If we wish to solve this goal computationally we can create a deep
embedding, along with a denotation function for nat, addition, and
equality
\begin{lstlisting}
Inductive expr' :=
| num : nat -> expr
| add : expr -> expr -> expr.
Inductive expr :=
| eq : expr' -> expr' -> expr.
Fixpoint expr'_denote e:=
match e with
| num n => n
| add e1 e2 => expr_denote e1 + expr_denote e2
end.
Definition expr_denote e :=
match e with
| eq e1 e2 => expr'_denote e1 = expr'_denote e2
end.
\end{lstlisting}
This syntax mirrors the syntax of a Coq goal, it means the same thing
but we can compute on it inside of a Gallina program. We define it in
two levels (\lstinline|expr| and \lstinline|expr'|) so that every
\lstinline|expr| has a denotation. This is not a requirement of a
reified syntax, but it simplifies the other steps.
When we apply
the denotation function to the syntax and get a \lstinline|Prop| back,
we say that the goal has been reflected. The process of
\emph{computational reflection} mirrors a shallow embedding with a
deep embedding, does work on the deep embedding, and reflects the
result back to a shallow embedding. To perform the work, we can write a
new symmetry lemma, this time on the denotation of the deep embedding:
\begin{lstlisting}
Lemma add_sym' : forall a b,
expr'_denote (add a b) = expr'_denote (add b a)
\end{lstlisting}
To use this we need a \emph{reified} version of our original goal. To
reify the goal, we create a tactic called a reifier. This must be done
using a tactic because tactics have the ability to match
\lstinline|Prop|, while Gallina does not. The following is a
reification of our original goal:
\begin{lstlisting}
a : expr
b : expr
c : expr
======================
expr_denote (eq (add a (add b c)) (add a (add c b)))

---

**Written task 1**
Retype the entries from their first line through the line containing "y2-tick-label: 28 <box>701 409 726 433</box>", including both of those lines.
These entries are unrelated to the text above.

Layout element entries
---

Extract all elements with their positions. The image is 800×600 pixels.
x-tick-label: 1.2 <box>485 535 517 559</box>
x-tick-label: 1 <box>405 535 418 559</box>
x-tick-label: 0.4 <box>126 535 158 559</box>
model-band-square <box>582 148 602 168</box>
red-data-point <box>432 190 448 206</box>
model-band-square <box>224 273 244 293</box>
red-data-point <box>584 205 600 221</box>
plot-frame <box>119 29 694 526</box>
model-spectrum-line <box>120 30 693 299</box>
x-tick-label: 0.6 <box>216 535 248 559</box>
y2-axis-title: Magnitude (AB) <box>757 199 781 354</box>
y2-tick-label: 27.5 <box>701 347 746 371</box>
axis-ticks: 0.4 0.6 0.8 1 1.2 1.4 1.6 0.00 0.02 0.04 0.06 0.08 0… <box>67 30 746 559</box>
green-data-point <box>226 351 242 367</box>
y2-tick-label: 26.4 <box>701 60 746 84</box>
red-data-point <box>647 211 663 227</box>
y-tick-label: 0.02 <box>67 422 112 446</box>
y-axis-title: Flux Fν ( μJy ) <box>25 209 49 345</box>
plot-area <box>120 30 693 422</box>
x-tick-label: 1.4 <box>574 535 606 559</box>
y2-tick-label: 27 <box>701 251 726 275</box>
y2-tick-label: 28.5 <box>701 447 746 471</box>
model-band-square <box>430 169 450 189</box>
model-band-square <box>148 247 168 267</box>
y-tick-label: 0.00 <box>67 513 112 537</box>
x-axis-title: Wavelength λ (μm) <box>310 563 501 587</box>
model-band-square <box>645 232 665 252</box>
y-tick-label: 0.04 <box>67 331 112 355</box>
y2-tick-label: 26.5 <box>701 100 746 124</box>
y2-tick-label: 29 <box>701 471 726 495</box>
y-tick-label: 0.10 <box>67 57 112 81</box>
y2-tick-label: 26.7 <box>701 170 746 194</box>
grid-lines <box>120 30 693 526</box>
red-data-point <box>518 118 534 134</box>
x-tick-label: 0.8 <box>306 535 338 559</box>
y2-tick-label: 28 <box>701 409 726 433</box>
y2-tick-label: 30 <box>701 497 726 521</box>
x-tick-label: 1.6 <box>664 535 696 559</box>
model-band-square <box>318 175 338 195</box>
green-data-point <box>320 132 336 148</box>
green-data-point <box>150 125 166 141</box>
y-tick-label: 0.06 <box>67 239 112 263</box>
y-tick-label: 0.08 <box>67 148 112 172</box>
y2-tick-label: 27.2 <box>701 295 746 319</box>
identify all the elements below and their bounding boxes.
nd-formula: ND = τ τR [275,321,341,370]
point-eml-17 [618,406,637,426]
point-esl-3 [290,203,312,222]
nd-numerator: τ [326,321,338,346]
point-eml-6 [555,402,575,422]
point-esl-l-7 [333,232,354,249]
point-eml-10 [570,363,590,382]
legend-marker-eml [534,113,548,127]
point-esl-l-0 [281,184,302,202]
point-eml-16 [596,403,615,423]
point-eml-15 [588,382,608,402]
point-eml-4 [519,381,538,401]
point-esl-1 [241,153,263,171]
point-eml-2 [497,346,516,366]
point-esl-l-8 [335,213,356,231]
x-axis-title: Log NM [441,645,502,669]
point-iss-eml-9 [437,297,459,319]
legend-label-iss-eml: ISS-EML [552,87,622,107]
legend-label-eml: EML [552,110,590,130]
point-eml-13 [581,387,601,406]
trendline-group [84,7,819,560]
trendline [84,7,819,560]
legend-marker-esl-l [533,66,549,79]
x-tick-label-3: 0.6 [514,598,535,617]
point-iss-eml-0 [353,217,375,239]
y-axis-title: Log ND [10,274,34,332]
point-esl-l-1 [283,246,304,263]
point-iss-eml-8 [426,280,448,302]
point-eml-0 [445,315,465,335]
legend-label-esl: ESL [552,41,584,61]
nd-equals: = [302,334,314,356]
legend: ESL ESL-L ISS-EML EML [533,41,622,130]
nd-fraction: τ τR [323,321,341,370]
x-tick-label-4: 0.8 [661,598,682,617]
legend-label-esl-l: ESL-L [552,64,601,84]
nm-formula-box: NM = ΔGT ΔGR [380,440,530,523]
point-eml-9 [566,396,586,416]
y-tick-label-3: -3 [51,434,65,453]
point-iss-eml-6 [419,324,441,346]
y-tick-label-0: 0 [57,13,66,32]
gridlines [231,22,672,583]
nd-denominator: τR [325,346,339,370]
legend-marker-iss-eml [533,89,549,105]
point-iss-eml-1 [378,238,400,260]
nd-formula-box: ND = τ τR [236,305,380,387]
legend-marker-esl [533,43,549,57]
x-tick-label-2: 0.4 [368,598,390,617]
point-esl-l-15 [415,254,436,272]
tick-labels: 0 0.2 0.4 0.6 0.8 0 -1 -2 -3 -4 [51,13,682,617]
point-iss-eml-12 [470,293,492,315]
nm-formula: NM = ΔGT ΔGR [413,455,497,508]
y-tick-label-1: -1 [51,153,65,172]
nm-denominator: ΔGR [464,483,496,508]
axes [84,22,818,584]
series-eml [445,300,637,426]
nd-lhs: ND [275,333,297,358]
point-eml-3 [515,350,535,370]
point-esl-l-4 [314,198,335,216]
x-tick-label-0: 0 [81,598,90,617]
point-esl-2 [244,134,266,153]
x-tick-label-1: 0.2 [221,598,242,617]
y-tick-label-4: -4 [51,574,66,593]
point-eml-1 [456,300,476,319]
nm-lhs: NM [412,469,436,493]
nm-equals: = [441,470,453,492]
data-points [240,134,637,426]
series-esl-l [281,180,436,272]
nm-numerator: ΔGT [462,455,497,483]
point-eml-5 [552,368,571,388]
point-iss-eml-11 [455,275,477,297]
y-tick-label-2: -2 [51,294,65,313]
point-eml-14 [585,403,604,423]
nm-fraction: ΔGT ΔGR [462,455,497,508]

---

**Written task 2**
Say whether each statement agrees with the computational reflection passage, answering yes or no and quoting the words that decide it.
(a) The reifier has to be written as a tactic because Gallina cannot match Prop.
(b) Defining the syntax in two levels is a requirement of a reified syntax.
(c) The new symmetry lemma on the denotation of the deep embedding is named add_sym'.

**Full response 1**
Extract all elements with their positions. The image is 800×600 pixels.
x-tick-label: 1.2 <box>485 535 517 559</box>
x-tick-label: 1 <box>405 535 418 559</box>
x-tick-label: 0.4 <box>126 535 158 559</box>
model-band-square <box>582 148 602 168</box>
red-data-point <box>432 190 448 206</box>
model-band-square <box>224 273 244 293</box>
red-data-point <box>584 205 600 221</box>
plot-frame <box>119 29 694 526</box>
model-spectrum-line <box>120 30 693 299</box>
x-tick-label: 0.6 <box>216 535 248 559</box>
y2-axis-title: Magnitude (AB) <box>757 199 781 354</box>
y2-tick-label: 27.5 <box>701 347 746 371</box>
axis-ticks: 0.4 0.6 0.8 1 1.2 1.4 1.6 0.00 0.02 0.04 0.06 0.08 0… <box>67 30 746 559</box>
green-data-point <box>226 351 242 367</box>
y2-tick-label: 26.4 <box>701 60 746 84</box>
red-data-point <box>647 211 663 227</box>
y-tick-label: 0.02 <box>67 422 112 446</box>
y-axis-title: Flux Fν ( μJy ) <box>25 209 49 345</box>
plot-area <box>120 30 693 422</box>
x-tick-label: 1.4 <box>574 535 606 559</box>
y2-tick-label: 27 <box>701 251 726 275</box>
y2-tick-label: 28.5 <box>701 447 746 471</box>
model-band-square <box>430 169 450 189</box>
model-band-square <box>148 247 168 267</box>
y-tick-label: 0.00 <box>67 513 112 537</box>
x-axis-title: Wavelength λ (μm) <box>310 563 501 587</box>
model-band-square <box>645 232 665 252</box>
y-tick-label: 0.04 <box>67 331 112 355</box>
y2-tick-label: 26.5 <box>701 100 746 124</box>
y2-tick-label: 29 <box>701 471 726 495</box>
y-tick-label: 0.10 <box>67 57 112 81</box>
y2-tick-label: 26.7 <box>701 170 746 194</box>
grid-lines <box>120 30 693 526</box>
red-data-point <box>518 118 534 134</box>
x-tick-label: 0.8 <box>306 535 338 559</box>
y2-tick-label: 28 <box>701 409 726 433</box>

**Full response 2**
(a) Yes: "This must be done using a tactic because tactics have the ability to match \lstinline|Prop|, while Gallina does not."
(b) No: "This is not a requirement of a reified syntax, but it simplifies the other steps."
(c) Yes: "Lemma add_sym' : forall a b,"